**Your task:**
The entries below are to be repeated exactly as they stand.
──────── Data section ────────
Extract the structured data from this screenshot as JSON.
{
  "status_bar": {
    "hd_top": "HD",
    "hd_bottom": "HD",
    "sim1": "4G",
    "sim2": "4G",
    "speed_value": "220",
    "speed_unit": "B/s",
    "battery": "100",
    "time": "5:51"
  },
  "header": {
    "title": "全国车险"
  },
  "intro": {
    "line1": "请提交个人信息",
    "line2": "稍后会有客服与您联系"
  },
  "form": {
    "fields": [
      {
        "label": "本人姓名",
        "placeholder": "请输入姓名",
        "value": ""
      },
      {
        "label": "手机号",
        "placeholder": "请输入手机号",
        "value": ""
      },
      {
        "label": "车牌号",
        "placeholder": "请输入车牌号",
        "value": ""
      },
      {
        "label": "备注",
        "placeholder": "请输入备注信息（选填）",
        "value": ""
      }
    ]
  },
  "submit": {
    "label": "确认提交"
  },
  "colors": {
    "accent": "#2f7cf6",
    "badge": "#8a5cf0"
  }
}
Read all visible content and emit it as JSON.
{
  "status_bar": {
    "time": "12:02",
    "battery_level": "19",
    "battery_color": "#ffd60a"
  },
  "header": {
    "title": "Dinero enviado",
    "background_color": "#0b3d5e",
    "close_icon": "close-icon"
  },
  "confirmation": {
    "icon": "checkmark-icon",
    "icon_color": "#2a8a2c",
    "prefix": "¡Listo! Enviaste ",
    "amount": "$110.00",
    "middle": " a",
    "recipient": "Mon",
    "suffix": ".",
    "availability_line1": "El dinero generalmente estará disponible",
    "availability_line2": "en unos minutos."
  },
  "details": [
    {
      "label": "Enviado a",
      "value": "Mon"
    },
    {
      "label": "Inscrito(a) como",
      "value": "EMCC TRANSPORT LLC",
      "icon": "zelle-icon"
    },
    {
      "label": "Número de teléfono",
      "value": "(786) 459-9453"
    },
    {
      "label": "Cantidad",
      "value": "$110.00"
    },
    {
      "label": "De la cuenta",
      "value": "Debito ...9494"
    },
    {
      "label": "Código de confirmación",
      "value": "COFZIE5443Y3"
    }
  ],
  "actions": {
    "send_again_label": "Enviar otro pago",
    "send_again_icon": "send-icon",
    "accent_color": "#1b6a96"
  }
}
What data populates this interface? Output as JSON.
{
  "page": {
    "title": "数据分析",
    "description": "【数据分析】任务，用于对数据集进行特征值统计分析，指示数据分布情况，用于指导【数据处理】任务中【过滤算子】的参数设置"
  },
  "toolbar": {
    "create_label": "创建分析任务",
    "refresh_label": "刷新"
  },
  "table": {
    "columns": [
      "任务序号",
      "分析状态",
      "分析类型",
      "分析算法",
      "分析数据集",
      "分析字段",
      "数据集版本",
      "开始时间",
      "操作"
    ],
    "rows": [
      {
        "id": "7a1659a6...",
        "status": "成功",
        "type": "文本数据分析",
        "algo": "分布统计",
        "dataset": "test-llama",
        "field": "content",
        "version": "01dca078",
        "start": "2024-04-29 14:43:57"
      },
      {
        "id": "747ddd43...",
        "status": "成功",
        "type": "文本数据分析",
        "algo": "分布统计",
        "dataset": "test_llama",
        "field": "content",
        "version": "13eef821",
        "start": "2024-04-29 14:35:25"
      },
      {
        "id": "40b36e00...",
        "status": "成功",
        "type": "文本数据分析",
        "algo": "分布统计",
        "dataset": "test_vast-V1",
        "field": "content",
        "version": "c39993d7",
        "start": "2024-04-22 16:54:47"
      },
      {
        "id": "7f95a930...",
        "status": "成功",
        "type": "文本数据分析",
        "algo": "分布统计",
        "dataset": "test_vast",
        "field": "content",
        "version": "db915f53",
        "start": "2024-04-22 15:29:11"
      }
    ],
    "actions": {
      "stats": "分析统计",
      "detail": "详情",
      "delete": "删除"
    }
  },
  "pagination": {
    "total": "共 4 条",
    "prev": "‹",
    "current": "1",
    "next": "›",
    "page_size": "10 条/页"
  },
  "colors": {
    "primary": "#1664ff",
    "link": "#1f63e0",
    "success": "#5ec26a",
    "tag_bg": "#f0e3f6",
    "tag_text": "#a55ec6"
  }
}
────────
**Exercise response:**
Extract the structured data from this screenshot as JSON.
{
  "status_bar": {
    "hd_top": "HD",
    "hd_bottom": "HD",
    "sim1": "4G",
    "sim2": "4G",
    "speed_value": "220",
    "speed_unit": "B/s",
    "battery": "100",
    "time": "5:51"
  },
  "header": {
    "title": "全国车险"
  },
  "intro": {
    "line1": "请提交个人信息",
    "line2": "稍后会有客服与您联系"
  },
  "form": {
    "fields": [
      {
        "label": "本人姓名",
        "placeholder": "请输入姓名",
        "value": ""
      },
      {
        "label": "手机号",
        "placeholder": "请输入手机号",
        "value": ""
      },
      {
        "label": "车牌号",
        "placeholder": "请输入车牌号",
        "value": ""
      },
      {
        "label": "备注",
        "placeholder": "请输入备注信息（选填）",
        "value": ""
      }
    ]
  },
  "submit": {
    "label": "确认提交"
  },
  "colors": {
    "accent": "#2f7cf6",
    "badge": "#8a5cf0"
  }
}
Read all visible content and emit it as JSON.
{
  "status_bar": {
    "time": "12:02",
    "battery_level": "19",
    "battery_color": "#ffd60a"
  },
  "header": {
    "title": "Dinero enviado",
    "background_color": "#0b3d5e",
    "close_icon": "close-icon"
  },
  "confirmation": {
    "icon": "checkmark-icon",
    "icon_color": "#2a8a2c",
    "prefix": "¡Listo! Enviaste ",
    "amount": "$110.00",
    "middle": " a",
    "recipient": "Mon",
    "suffix": ".",
    "availability_line1": "El dinero generalmente estará disponible",
    "availability_line2": "en unos minutos."
  },
  "details": [
    {
      "label": "Enviado a",
      "value": "Mon"
    },
    {
      "label": "Inscrito(a) como",
      "value": "EMCC TRANSPORT LLC",
      "icon": "zelle-icon"
    },
    {
      "label": "Número de teléfono",
      "value": "(786) 459-9453"
    },
    {
      "label": "Cantidad",
      "value": "$110.00"
    },
    {
      "label": "De la cuenta",
      "value": "Debito ...9494"
    },
    {
      "label": "Código de confirmación",
      "value": "COFZIE5443Y3"
    }
  ],
  "actions": {
    "send_again_label": "Enviar otro pago",
    "send_again_icon": "send-icon",
    "accent_color": "#1b6a96"
  }
}
What data populates this interface? Output as JSON.
{
  "page": {
    "title": "数据分析",
    "description": "【数据分析】任务，用于对数据集进行特征值统计分析，指示数据分布情况，用于指导【数据处理】任务中【过滤算子】的参数设置"
  },
  "toolbar": {
    "create_label": "创建分析任务",
    "refresh_label": "刷新"
  },
  "table": {
    "columns": [
      "任务序号",
      "分析状态",
      "分析类型",
      "分析算法",
      "分析数据集",
      "分析字段",
      "数据集版本",
      "开始时间",
      "操作"
    ],
    "rows": [
      {
        "id": "7a1659a6...",
        "status": "成功",
        "type": "文本数据分析",
        "algo": "分布统计",
        "dataset": "test-llama",
        "field": "content",
        "version": "01dca078",
        "start": "2024-04-29 14:43:57"
      },
      {
        "id": "747ddd43...",
        "status": "成功",
        "type": "文本数据分析",
        "algo": "分布统计",
        "dataset": "test_llama",
        "field": "content",
        "version": "13eef821",
        "start": "2024-04-29 14:35:25"
      },
      {
        "id": "40b36e00...",
        "status": "成功",
        "type": "文本数据分析",
        "algo": "分布统计",
        "dataset": "test_vast-V1",
        "field": "content",
        "version": "c39993d7",
        "start": "2024-04-22 16:54:47"
      },
      {
        "id": "7f95a930...",
        "status": "成功",
        "type": "文本数据分析",
        "algo": "分布统计",
        "dataset": "test_vast",
        "field": "content",
        "version": "db915f53",
        "start": "2024-04-22 15:29:11"
      }
    ],
    "actions": {
      "stats": "分析统计",
      "detail": "详情",
      "delete": "删除"
    }
  },
  "pagination": {
    "total": "共 4 条",
    "prev": "‹",
    "current": "1",
    "next": "›",
    "page_size": "10 条/页"
  },
  "colors": {
    "primary": "#1664ff",
    "link": "#1f63e0",
    "success": "#5ec26a",
    "tag_bg": "#f0e3f6",
    "tag_text": "#a55ec6"
  }
}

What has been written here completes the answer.